#### Problem
Repeat, exactly and in full, the lines of the listing below, but without any pictures.

Dataset excerpts
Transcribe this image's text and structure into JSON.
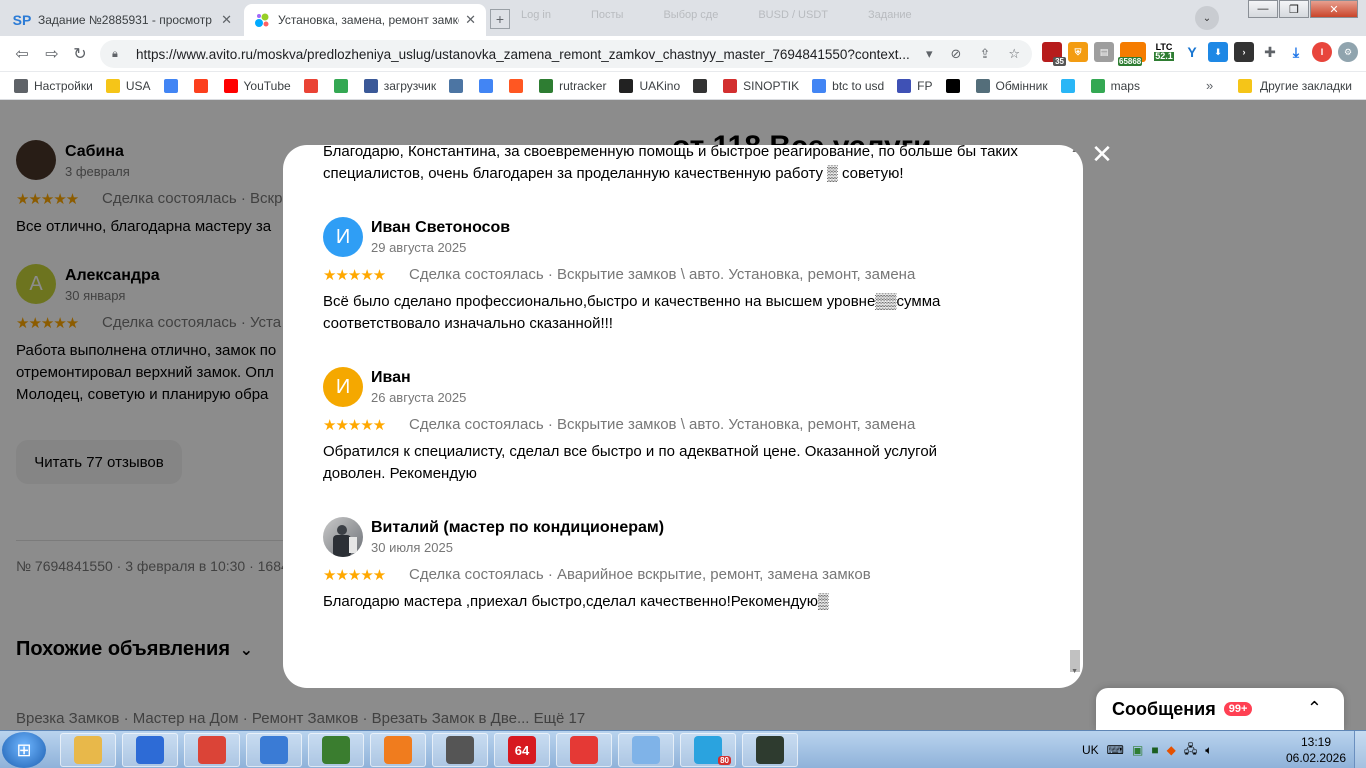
{
  "browser": {
    "tabs": [
      {
        "title": "Задание №2885931 - просмотр з",
        "favicon": "SP",
        "active": false
      },
      {
        "title": "Установка, замена, ремонт замко",
        "favicon": "avito-dots",
        "active": true
      }
    ],
    "ghost_tabs": [
      "Log in",
      "Посты",
      "Выбор сде",
      "BUSD / USDT",
      "Задание"
    ],
    "url": "https://www.avito.ru/moskva/predlozheniya_uslug/ustanovka_zamena_remont_zamkov_chastnyy_master_7694841550?context...",
    "window_buttons": {
      "minimize": "—",
      "maximize": "❐",
      "close": "✕"
    },
    "extensions": {
      "badge_35": "35",
      "badge_65868": "65868",
      "ltc_label": "LTC",
      "ltc_value": "52.1"
    },
    "bookmarks": [
      {
        "label": "Настройки",
        "icon": "gear-icon",
        "color": "#5f6368"
      },
      {
        "label": "USA",
        "icon": "folder-icon",
        "color": "#f5c518"
      },
      {
        "label": "",
        "icon": "google-icon",
        "color": "#4285f4"
      },
      {
        "label": "",
        "icon": "yandex-icon",
        "color": "#fc3f1d"
      },
      {
        "label": "YouTube",
        "icon": "youtube-icon",
        "color": "#ff0000"
      },
      {
        "label": "",
        "icon": "gmail-icon",
        "color": "#ea4335"
      },
      {
        "label": "",
        "icon": "drive-icon",
        "color": "#34a853"
      },
      {
        "label": "загрузчик",
        "icon": "loader-icon",
        "color": "#3b5998"
      },
      {
        "label": "",
        "icon": "vk-icon",
        "color": "#4c75a3"
      },
      {
        "label": "",
        "icon": "translate-icon",
        "color": "#4285f4"
      },
      {
        "label": "",
        "icon": "f-icon",
        "color": "#ff5722"
      },
      {
        "label": "rutracker",
        "icon": "rutracker-icon",
        "color": "#2e7d32"
      },
      {
        "label": "UAKino",
        "icon": "uakino-icon",
        "color": "#222222"
      },
      {
        "label": "",
        "icon": "horse-icon",
        "color": "#333333"
      },
      {
        "label": "SINOPTIK",
        "icon": "thermometer-icon",
        "color": "#d32f2f"
      },
      {
        "label": "btc to usd",
        "icon": "google-icon",
        "color": "#4285f4"
      },
      {
        "label": "FP",
        "icon": "fp-icon",
        "color": "#3f51b5"
      },
      {
        "label": "",
        "icon": "bc-icon",
        "color": "#000000"
      },
      {
        "label": "Обмінник",
        "icon": "diamond-icon",
        "color": "#546e7a"
      },
      {
        "label": "",
        "icon": "star-icon",
        "color": "#29b6f6"
      },
      {
        "label": "maps",
        "icon": "maps-icon",
        "color": "#34a853"
      }
    ],
    "bookmarks_more": "»",
    "other_bookmarks": "Другие закладки"
  },
  "page": {
    "heading_partial": "от 118 Все услуги",
    "bg_reviews": [
      {
        "name": "Сабина",
        "date": "3 февраля",
        "meta": "Сделка состоялась · Вскр",
        "text": "Все отлично, благодарна мастеру за",
        "avatar_letter": "",
        "avatar_color": "#4a3528"
      },
      {
        "name": "Александра",
        "date": "30 января",
        "meta": "Сделка состоялась · Уста",
        "text": "Работа выполнена отлично, замок по\nотремонтировал верхний замок. Опл\nМолодец, советую и планирую обра",
        "avatar_letter": "А",
        "avatar_color": "#c6d33a"
      }
    ],
    "stars": "★★★★★",
    "read_all_button": "Читать 77 отзывов",
    "ad_info": "№ 7694841550 · 3 февраля в 10:30 · 1684",
    "similar_heading": "Похожие объявления",
    "similar_chevron": "⌄",
    "similar_tags": "Врезка Замков · Мастер на Дом · Ремонт Замков · Врезать Замок в Две...  Ещё 17"
  },
  "messages": {
    "label": "Сообщения",
    "badge": "99+",
    "chevron": "⌃"
  },
  "modal": {
    "close_icon": "✕",
    "partial_text": "Благодарю, Константина, за своевременную помощь и быстрое реагирование, по больше бы таких специалистов, очень благодарен за проделанную качественную работу ▒ советую!",
    "reviews": [
      {
        "name": "Иван Светоносов",
        "date": "29 августа 2025",
        "stars": "★★★★★",
        "meta": "Сделка состоялась · Вскрытие замков \\ авто. Установка, ремонт, замена",
        "text": "Всё было сделано профессионально,быстро и качественно на высшем уровне▒▒сумма соответствовало изначально сказанной!!!",
        "avatar_letter": "И",
        "avatar_color": "#2f9ef5"
      },
      {
        "name": "Иван",
        "date": "26 августа 2025",
        "stars": "★★★★★",
        "meta": "Сделка состоялась · Вскрытие замков \\ авто. Установка, ремонт, замена",
        "text": "Обратился к специалисту, сделал все быстро и по адекватной цене. Оказанной услугой доволен. Рекомендую",
        "avatar_letter": "И",
        "avatar_color": "#f5a800"
      },
      {
        "name": "Виталий (мастер по кондиционерам)",
        "date": "30 июля 2025",
        "stars": "★★★★★",
        "meta": "Сделка состоялась · Аварийное вскрытие, ремонт, замена замков",
        "text": "Благодарю мастера ,приехал быстро,сделал качественно!Рекомендую▒",
        "avatar_letter": "",
        "avatar_color": "#8a8f95"
      }
    ]
  },
  "taskbar": {
    "lang": "UK",
    "time": "13:19",
    "date": "06.02.2026",
    "apps": [
      {
        "icon": "explorer-icon",
        "color": "#e8b84a",
        "label": ""
      },
      {
        "icon": "shield-icon",
        "color": "#2d6bd6",
        "label": ""
      },
      {
        "icon": "chrome-icon",
        "color": "#db4437",
        "label": ""
      },
      {
        "icon": "globe-icon",
        "color": "#3a7bd5",
        "label": ""
      },
      {
        "icon": "spreadsheet-icon",
        "color": "#3a7d2f",
        "label": ""
      },
      {
        "icon": "media-icon",
        "color": "#f07c1e",
        "label": ""
      },
      {
        "icon": "clock-app-icon",
        "color": "#555555",
        "label": ""
      },
      {
        "icon": "app-64-icon",
        "color": "#d71920",
        "label": "64"
      },
      {
        "icon": "chart-app-icon",
        "color": "#e53935",
        "label": ""
      },
      {
        "icon": "notepad-icon",
        "color": "#7fb3e8",
        "label": ""
      },
      {
        "icon": "telegram-icon",
        "color": "#2aa3df",
        "label": ""
      },
      {
        "icon": "terminal-icon",
        "color": "#2e3b2f",
        "label": ""
      }
    ],
    "telegram_badge": "80"
  }
}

#### The solution
Transcribe this image's text and structure into JSON.
{
  "browser": {
    "tabs": [
      {
        "title": "Задание №2885931 - просмотр з",
        "favicon": "SP",
        "active": false
      },
      {
        "title": "Установка, замена, ремонт замко",
        "favicon": "avito-dots",
        "active": true
      }
    ],
    "ghost_tabs": [
      "Log in",
      "Посты",
      "Выбор сде",
      "BUSD / USDT",
      "Задание"
    ],
    "url": "https://www.avito.ru/moskva/predlozheniya_uslug/ustanovka_zamena_remont_zamkov_chastnyy_master_7694841550?context...",
    "window_buttons": {
      "minimize": "—",
      "maximize": "❐",
      "close": "✕"
    },
    "extensions": {
      "badge_35": "35",
      "badge_65868": "65868",
      "ltc_label": "LTC",
      "ltc_value": "52.1"
    },
    "bookmarks": [
      {
        "label": "Настройки",
        "icon": "gear-icon",
        "color": "#5f6368"
      },
      {
        "label": "USA",
        "icon": "folder-icon",
        "color": "#f5c518"
      },
      {
        "label": "",
        "icon": "google-icon",
        "color": "#4285f4"
      },
      {
        "label": "",
        "icon": "yandex-icon",
        "color": "#fc3f1d"
      },
      {
        "label": "YouTube",
        "icon": "youtube-icon",
        "color": "#ff0000"
      },
      {
        "label": "",
        "icon": "gmail-icon",
        "color": "#ea4335"
      },
      {
        "label": "",
        "icon": "drive-icon",
        "color": "#34a853"
      },
      {
        "label": "загрузчик",
        "icon": "loader-icon",
        "color": "#3b5998"
      },
      {
        "label": "",
        "icon": "vk-icon",
        "color": "#4c75a3"
      },
      {
        "label": "",
        "icon": "translate-icon",
        "color": "#4285f4"
      },
      {
        "label": "",
        "icon": "f-icon",
        "color": "#ff5722"
      },
      {
        "label": "rutracker",
        "icon": "rutracker-icon",
        "color": "#2e7d32"
      },
      {
        "label": "UAKino",
        "icon": "uakino-icon",
        "color": "#222222"
      },
      {
        "label": "",
        "icon": "horse-icon",
        "color": "#333333"
      },
      {
        "label": "SINOPTIK",
        "icon": "thermometer-icon",
        "color": "#d32f2f"
      },
      {
        "label": "btc to usd",
        "icon": "google-icon",
        "color": "#4285f4"
      },
      {
        "label": "FP",
        "icon": "fp-icon",
        "color": "#3f51b5"
      },
      {
        "label": "",
        "icon": "bc-icon",
        "color": "#000000"
      },
      {
        "label": "Обмінник",
        "icon": "diamond-icon",
        "color": "#546e7a"
      },
      {
        "label": "",
        "icon": "star-icon",
        "color": "#29b6f6"
      },
      {
        "label": "maps",
        "icon": "maps-icon",
        "color": "#34a853"
      }
    ],
    "bookmarks_more": "»",
    "other_bookmarks": "Другие закладки"
  },
  "page": {
    "heading_partial": "от 118 Все услуги",
    "bg_reviews": [
      {
        "name": "Сабина",
        "date": "3 февраля",
        "meta": "Сделка состоялась · Вскр",
        "text": "Все отлично, благодарна мастеру за",
        "avatar_letter": "",
        "avatar_color": "#4a3528"
      },
      {
        "name": "Александра",
        "date": "30 января",
        "meta": "Сделка состоялась · Уста",
        "text": "Работа выполнена отлично, замок по\nотремонтировал верхний замок. Опл\nМолодец, советую и планирую обра",
        "avatar_letter": "А",
        "avatar_color": "#c6d33a"
      }
    ],
    "stars": "★★★★★",
    "read_all_button": "Читать 77 отзывов",
    "ad_info": "№ 7694841550 · 3 февраля в 10:30 · 1684",
    "similar_heading": "Похожие объявления",
    "similar_chevron": "⌄",
    "similar_tags": "Врезка Замков · Мастер на Дом · Ремонт Замков · Врезать Замок в Две...  Ещё 17"
  },
  "messages": {
    "label": "Сообщения",
    "badge": "99+",
    "chevron": "⌃"
  },
  "modal": {
    "close_icon": "✕",
    "partial_text": "Благодарю, Константина, за своевременную помощь и быстрое реагирование, по больше бы таких специалистов, очень благодарен за проделанную качественную работу ▒ советую!",
    "reviews": [
      {
        "name": "Иван Светоносов",
        "date": "29 августа 2025",
        "stars": "★★★★★",
        "meta": "Сделка состоялась · Вскрытие замков \\ авто. Установка, ремонт, замена",
        "text": "Всё было сделано профессионально,быстро и качественно на высшем уровне▒▒сумма соответствовало изначально сказанной!!!",
        "avatar_letter": "И",
        "avatar_color": "#2f9ef5"
      },
      {
        "name": "Иван",
        "date": "26 августа 2025",
        "stars": "★★★★★",
        "meta": "Сделка состоялась · Вскрытие замков \\ авто. Установка, ремонт, замена",
        "text": "Обратился к специалисту, сделал все быстро и по адекватной цене. Оказанной услугой доволен. Рекомендую",
        "avatar_letter": "И",
        "avatar_color": "#f5a800"
      },
      {
        "name": "Виталий (мастер по кондиционерам)",
        "date": "30 июля 2025",
        "stars": "★★★★★",
        "meta": "Сделка состоялась · Аварийное вскрытие, ремонт, замена замков",
        "text": "Благодарю мастера ,приехал быстро,сделал качественно!Рекомендую▒",
        "avatar_letter": "",
        "avatar_color": "#8a8f95"
      }
    ]
  },
  "taskbar": {
    "lang": "UK",
    "time": "13:19",
    "date": "06.02.2026",
    "apps": [
      {
        "icon": "explorer-icon",
        "color": "#e8b84a",
        "label": ""
      },
      {
        "icon": "shield-icon",
        "color": "#2d6bd6",
        "label": ""
      },
      {
        "icon": "chrome-icon",
        "color": "#db4437",
        "label": ""
      },
      {
        "icon": "globe-icon",
        "color": "#3a7bd5",
        "label": ""
      },
      {
        "icon": "spreadsheet-icon",
        "color": "#3a7d2f",
        "label": ""
      },
      {
        "icon": "media-icon",
        "color": "#f07c1e",
        "label": ""
      },
      {
        "icon": "clock-app-icon",
        "color": "#555555",
        "label": ""
      },
      {
        "icon": "app-64-icon",
        "color": "#d71920",
        "label": "64"
      },
      {
        "icon": "chart-app-icon",
        "color": "#e53935",
        "label": ""
      },
      {
        "icon": "notepad-icon",
        "color": "#7fb3e8",
        "label": ""
      },
      {
        "icon": "telegram-icon",
        "color": "#2aa3df",
        "label": ""
      },
      {
        "icon": "terminal-icon",
        "color": "#2e3b2f",
        "label": ""
      }
    ],
    "telegram_badge": "80"
  }
}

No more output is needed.